*SHORT PROBLEM*
Find every line with the word "Kiruna" and give their count, nothing else.
((
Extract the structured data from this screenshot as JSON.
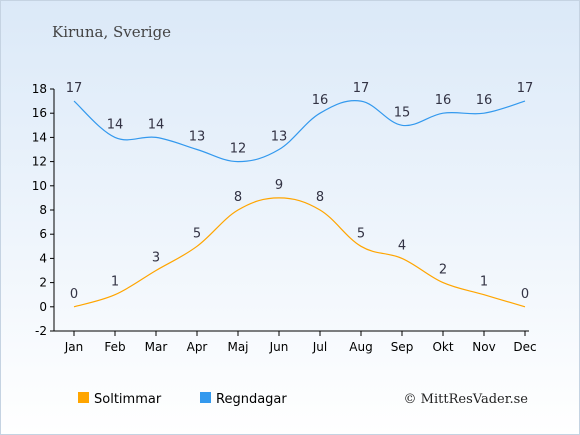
{
  "location": "Kiruna, Sverige",
  "credit": "© MittResVader.se",
  "colors": {
    "bg_top": "#dbe9f8",
    "bg_bottom": "#ffffff",
    "sun": "#ffa500",
    "rain": "#3399ee",
    "text": "#333344"
  },
  "chart_data": {
    "type": "line",
    "title": "Kiruna, Sverige",
    "categories": [
      "Jan",
      "Feb",
      "Mar",
      "Apr",
      "Maj",
      "Jun",
      "Jul",
      "Aug",
      "Sep",
      "Okt",
      "Nov",
      "Dec"
    ],
    "ylim": [
      -2,
      18
    ],
    "yticks": [
      -2,
      0,
      2,
      4,
      6,
      8,
      10,
      12,
      14,
      16,
      18
    ],
    "grid": false,
    "legend": "bottom-left",
    "series": [
      {
        "name": "Soltimmar",
        "color": "#ffa500",
        "values": [
          0,
          1,
          3,
          5,
          8,
          9,
          8,
          5,
          4,
          2,
          1,
          0
        ]
      },
      {
        "name": "Regndagar",
        "color": "#3399ee",
        "values": [
          17,
          14,
          14,
          13,
          12,
          13,
          16,
          17,
          15,
          16,
          16,
          17
        ]
      }
    ]
  }
}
))
*ANSWER BELOW*
2